## start Records supplied

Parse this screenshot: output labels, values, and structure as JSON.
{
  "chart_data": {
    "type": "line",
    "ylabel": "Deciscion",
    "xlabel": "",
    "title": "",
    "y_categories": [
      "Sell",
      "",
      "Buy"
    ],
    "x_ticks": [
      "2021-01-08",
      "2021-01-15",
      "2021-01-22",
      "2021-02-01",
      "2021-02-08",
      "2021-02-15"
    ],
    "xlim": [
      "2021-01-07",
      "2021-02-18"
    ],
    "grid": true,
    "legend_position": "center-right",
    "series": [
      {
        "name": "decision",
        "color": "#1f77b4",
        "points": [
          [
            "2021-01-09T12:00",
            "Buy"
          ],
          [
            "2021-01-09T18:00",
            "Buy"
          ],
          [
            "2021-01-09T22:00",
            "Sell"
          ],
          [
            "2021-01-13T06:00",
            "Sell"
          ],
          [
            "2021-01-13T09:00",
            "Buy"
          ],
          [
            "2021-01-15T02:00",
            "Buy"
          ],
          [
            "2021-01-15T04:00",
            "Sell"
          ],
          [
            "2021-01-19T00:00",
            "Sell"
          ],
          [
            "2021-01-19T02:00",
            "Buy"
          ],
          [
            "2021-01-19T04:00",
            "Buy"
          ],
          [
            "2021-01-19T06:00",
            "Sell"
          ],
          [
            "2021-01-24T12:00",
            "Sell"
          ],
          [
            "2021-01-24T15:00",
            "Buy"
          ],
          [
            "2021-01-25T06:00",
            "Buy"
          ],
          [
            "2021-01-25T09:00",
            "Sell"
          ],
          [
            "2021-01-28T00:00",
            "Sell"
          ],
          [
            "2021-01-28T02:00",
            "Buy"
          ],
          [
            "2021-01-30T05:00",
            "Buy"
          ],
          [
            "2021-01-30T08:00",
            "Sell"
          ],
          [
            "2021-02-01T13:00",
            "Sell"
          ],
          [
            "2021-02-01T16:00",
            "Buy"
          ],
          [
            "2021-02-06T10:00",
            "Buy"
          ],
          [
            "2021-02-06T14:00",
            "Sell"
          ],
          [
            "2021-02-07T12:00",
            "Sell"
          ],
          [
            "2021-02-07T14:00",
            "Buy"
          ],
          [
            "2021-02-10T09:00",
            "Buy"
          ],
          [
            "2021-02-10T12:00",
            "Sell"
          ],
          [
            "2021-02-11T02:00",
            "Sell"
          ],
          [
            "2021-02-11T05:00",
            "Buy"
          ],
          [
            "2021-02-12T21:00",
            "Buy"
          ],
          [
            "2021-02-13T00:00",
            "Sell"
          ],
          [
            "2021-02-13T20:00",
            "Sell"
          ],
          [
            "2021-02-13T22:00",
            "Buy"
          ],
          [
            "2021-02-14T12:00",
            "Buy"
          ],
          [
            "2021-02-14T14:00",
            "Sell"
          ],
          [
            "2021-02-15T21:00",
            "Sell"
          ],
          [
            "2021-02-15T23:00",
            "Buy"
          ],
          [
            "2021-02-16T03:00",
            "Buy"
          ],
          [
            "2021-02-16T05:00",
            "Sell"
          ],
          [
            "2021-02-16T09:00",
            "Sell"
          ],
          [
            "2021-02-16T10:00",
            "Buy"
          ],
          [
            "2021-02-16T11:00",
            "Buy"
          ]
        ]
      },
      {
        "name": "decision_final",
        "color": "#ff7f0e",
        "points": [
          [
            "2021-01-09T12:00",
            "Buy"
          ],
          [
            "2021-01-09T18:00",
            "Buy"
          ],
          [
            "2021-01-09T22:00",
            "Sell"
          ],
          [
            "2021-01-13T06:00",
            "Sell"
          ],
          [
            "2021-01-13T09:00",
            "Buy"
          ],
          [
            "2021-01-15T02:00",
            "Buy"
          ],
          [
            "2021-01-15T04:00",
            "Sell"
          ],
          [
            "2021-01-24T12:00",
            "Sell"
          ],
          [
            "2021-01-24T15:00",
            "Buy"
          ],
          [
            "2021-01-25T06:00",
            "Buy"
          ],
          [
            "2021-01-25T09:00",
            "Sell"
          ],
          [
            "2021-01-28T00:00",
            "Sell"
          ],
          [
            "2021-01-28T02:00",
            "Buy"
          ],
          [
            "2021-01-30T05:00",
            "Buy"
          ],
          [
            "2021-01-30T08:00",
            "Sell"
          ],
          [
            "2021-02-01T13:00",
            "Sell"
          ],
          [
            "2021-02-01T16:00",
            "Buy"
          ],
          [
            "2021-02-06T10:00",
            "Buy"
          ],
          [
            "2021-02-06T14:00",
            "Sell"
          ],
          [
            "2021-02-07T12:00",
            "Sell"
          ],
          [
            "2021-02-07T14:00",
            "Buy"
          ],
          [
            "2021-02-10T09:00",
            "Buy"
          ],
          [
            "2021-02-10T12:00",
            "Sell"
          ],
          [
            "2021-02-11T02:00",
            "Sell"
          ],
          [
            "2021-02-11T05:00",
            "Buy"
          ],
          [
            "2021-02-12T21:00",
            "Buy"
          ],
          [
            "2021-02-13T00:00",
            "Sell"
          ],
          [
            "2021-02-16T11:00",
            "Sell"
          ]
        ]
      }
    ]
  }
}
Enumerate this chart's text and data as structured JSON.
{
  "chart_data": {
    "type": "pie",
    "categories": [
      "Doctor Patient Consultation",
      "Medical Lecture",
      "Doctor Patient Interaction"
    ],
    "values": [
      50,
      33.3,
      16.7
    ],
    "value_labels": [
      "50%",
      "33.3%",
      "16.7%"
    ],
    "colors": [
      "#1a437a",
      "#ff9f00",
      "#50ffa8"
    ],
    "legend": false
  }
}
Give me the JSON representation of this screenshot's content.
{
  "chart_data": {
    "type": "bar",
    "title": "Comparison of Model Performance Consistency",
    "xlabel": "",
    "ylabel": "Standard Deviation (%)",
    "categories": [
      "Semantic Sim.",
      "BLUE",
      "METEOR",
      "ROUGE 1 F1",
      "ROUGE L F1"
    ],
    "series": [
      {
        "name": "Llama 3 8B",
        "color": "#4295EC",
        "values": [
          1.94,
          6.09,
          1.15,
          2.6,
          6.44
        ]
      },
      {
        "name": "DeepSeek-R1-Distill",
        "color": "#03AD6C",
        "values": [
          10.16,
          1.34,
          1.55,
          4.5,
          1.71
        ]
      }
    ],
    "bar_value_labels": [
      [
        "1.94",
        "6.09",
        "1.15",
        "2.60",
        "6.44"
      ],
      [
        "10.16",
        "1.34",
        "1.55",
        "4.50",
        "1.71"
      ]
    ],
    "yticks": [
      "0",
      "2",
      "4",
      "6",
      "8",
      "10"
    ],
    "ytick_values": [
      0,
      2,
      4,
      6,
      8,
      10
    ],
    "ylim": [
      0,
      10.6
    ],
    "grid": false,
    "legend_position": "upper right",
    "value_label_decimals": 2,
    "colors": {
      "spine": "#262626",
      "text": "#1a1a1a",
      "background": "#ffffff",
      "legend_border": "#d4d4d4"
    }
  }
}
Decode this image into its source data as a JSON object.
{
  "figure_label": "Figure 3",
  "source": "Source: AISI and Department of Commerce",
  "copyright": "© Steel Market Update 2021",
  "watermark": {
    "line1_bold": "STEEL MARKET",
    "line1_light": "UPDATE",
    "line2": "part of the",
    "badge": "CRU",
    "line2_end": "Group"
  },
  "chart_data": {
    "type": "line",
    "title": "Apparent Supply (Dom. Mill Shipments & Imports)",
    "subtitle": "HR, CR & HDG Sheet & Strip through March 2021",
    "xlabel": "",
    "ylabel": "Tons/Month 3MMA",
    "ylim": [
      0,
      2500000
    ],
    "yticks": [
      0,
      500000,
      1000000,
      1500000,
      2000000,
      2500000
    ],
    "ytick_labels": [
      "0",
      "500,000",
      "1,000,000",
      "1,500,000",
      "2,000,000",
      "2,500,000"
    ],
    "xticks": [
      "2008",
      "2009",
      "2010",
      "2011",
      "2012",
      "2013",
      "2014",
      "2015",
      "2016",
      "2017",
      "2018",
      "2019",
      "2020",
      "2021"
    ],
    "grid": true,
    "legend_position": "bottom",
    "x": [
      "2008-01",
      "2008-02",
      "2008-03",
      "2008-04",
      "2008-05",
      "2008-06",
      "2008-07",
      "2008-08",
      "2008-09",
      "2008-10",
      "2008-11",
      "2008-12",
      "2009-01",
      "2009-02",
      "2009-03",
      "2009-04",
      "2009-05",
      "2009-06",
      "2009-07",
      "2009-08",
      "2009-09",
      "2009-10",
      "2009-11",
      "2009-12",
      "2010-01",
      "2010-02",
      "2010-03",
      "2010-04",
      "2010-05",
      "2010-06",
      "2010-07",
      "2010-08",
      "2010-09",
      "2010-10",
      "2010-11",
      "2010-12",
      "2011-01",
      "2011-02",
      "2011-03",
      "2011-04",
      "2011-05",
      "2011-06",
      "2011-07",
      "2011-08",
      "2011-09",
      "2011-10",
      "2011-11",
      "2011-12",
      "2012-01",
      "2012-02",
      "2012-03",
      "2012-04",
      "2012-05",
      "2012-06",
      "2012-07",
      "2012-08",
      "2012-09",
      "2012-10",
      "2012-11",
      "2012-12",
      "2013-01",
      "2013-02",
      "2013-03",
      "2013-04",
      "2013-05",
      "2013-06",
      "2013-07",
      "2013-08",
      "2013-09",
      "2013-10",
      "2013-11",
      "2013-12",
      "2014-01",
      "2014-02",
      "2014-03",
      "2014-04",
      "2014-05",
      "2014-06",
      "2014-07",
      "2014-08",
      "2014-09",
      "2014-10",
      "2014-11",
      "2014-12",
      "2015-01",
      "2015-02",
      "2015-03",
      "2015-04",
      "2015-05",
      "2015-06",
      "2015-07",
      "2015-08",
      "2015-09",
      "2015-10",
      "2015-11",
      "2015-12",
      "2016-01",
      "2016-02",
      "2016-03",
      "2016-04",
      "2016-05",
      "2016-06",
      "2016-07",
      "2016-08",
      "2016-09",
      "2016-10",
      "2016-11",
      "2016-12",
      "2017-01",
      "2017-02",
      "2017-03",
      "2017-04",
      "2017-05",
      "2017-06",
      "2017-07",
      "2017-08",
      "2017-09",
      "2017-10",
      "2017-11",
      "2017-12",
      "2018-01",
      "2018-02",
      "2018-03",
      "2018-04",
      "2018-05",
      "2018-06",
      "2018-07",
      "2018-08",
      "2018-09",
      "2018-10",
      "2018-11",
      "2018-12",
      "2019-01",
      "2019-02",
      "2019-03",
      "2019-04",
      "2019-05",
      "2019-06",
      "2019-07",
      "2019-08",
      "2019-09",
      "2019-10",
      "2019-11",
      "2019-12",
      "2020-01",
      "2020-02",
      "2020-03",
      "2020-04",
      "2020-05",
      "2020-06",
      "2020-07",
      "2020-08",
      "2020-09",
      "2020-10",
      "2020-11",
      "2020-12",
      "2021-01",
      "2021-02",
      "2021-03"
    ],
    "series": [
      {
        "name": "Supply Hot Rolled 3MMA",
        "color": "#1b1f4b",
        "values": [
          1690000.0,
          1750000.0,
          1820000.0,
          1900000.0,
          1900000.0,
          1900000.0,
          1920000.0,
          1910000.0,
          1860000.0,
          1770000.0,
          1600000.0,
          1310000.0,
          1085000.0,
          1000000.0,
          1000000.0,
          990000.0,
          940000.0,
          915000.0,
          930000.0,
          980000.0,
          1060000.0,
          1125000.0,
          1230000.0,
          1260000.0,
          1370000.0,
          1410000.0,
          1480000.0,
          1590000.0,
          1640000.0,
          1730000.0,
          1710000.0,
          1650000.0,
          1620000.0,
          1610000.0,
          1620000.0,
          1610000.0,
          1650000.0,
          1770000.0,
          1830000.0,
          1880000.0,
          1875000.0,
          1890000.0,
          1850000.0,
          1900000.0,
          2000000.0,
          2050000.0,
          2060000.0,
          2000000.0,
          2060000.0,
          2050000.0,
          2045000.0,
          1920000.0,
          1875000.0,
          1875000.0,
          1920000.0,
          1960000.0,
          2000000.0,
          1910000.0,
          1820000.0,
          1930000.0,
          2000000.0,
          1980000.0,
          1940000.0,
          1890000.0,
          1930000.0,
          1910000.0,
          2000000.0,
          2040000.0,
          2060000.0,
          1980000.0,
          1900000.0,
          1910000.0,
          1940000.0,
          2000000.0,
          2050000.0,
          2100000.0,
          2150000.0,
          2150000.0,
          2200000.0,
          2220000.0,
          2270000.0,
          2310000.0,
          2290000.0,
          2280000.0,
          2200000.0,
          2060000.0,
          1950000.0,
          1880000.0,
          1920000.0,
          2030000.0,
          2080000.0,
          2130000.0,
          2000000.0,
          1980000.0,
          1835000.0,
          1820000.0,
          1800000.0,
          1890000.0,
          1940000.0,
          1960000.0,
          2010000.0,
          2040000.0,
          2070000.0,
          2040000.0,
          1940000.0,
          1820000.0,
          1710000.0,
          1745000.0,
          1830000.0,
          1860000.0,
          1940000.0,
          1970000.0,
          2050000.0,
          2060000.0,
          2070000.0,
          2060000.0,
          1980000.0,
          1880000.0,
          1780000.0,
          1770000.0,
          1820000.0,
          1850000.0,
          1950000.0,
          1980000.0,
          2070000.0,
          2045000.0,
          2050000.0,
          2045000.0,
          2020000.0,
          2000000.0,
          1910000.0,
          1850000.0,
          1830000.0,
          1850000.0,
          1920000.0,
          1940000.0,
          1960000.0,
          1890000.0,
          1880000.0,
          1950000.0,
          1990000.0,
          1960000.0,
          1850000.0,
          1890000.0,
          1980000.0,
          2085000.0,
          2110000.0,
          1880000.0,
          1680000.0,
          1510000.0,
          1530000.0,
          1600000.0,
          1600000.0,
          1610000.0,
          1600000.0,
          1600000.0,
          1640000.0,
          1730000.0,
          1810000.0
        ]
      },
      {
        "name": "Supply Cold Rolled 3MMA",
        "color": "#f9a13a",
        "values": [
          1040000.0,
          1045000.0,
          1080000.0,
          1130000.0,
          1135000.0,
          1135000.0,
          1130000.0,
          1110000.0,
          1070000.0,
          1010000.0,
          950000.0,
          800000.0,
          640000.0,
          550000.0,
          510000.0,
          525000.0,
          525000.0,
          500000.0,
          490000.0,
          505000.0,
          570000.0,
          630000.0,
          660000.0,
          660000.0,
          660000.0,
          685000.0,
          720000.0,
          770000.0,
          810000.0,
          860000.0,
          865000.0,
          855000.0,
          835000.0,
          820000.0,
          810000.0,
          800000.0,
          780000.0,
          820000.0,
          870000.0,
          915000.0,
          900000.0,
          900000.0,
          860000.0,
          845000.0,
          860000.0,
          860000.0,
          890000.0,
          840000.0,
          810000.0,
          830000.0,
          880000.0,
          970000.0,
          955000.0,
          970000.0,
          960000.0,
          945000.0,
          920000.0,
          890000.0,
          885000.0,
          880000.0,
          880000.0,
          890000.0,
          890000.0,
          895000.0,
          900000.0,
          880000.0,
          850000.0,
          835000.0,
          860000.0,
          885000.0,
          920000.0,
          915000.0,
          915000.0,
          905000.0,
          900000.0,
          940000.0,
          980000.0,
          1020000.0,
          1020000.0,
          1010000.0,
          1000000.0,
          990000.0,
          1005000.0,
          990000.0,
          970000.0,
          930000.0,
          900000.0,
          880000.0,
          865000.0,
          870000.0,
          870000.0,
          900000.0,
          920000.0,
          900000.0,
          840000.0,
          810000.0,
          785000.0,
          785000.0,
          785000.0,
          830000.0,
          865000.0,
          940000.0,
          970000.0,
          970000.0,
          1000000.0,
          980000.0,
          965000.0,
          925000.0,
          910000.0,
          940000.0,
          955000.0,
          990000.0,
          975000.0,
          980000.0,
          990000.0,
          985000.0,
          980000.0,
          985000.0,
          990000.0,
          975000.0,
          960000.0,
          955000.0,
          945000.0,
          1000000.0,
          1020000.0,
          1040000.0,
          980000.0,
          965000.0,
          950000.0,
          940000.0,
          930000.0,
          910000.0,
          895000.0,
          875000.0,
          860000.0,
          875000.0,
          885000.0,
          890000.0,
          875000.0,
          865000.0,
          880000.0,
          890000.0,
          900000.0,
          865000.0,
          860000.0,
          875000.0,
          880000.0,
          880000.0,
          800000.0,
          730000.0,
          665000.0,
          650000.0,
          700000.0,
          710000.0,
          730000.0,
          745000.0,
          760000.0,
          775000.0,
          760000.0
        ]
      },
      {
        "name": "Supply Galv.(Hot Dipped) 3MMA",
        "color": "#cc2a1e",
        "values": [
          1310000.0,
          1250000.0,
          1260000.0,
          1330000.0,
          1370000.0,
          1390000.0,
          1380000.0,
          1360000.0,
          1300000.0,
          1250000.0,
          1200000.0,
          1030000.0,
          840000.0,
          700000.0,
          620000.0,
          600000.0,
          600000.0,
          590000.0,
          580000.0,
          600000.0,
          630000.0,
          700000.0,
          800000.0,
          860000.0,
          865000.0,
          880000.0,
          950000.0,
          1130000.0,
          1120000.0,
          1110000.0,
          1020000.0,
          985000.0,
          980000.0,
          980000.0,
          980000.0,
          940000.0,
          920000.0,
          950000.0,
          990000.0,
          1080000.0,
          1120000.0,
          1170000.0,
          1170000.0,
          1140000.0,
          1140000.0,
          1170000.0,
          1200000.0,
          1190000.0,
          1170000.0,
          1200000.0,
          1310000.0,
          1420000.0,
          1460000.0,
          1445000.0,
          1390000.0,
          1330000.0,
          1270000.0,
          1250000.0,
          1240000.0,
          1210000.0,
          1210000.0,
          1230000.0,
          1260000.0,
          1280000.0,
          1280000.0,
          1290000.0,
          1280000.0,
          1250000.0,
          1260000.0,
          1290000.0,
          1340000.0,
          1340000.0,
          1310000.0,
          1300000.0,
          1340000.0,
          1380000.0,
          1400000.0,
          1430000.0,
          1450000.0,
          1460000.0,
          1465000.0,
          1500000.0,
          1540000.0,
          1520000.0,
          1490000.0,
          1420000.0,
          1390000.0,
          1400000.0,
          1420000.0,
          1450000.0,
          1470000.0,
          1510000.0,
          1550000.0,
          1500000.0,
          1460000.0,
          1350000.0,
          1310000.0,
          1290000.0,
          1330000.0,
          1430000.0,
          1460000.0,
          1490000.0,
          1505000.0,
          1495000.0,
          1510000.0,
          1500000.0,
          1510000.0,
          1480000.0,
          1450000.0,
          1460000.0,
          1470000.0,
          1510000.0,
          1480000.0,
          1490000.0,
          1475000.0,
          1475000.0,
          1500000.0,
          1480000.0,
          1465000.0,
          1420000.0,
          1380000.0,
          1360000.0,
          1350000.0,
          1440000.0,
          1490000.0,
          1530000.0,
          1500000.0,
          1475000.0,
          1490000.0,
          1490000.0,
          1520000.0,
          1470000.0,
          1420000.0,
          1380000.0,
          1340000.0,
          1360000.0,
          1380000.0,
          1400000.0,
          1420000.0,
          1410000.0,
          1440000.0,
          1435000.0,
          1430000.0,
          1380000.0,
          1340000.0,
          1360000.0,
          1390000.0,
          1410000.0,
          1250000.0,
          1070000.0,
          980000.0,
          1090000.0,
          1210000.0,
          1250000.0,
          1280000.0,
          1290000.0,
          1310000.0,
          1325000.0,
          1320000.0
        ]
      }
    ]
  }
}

## end Records supplied

▸ **Directions**
Scan the material above for the string "this" and report each line where you find it.

▸ **Task solution**
Parse this screenshot: output labels, values, and structure as JSON.
Enumerate this chart's text and data as structured JSON.
Give me the JSON representation of this screenshot's content.
Decode this image into its source data as a JSON object.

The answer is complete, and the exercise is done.